**Data excerpts**
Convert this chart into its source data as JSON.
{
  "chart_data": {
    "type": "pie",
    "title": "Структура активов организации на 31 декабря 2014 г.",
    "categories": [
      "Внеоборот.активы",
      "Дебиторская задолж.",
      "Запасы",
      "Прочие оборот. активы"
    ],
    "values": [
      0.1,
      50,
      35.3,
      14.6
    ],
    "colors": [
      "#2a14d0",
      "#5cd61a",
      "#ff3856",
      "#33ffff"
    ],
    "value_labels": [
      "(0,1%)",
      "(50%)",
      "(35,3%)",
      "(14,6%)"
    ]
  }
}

**Exercise directions**
Copy all of the data exactly.

**Solution**
Convert this chart into its source data as JSON.
{
  "chart_data": {
    "type": "pie",
    "title": "Структура активов организации на 31 декабря 2014 г.",
    "categories": [
      "Внеоборот.активы",
      "Дебиторская задолж.",
      "Запасы",
      "Прочие оборот. активы"
    ],
    "values": [
      0.1,
      50,
      35.3,
      14.6
    ],
    "colors": [
      "#2a14d0",
      "#5cd61a",
      "#ff3856",
      "#33ffff"
    ],
    "value_labels": [
      "(0,1%)",
      "(50%)",
      "(35,3%)",
      "(14,6%)"
    ]
  }
}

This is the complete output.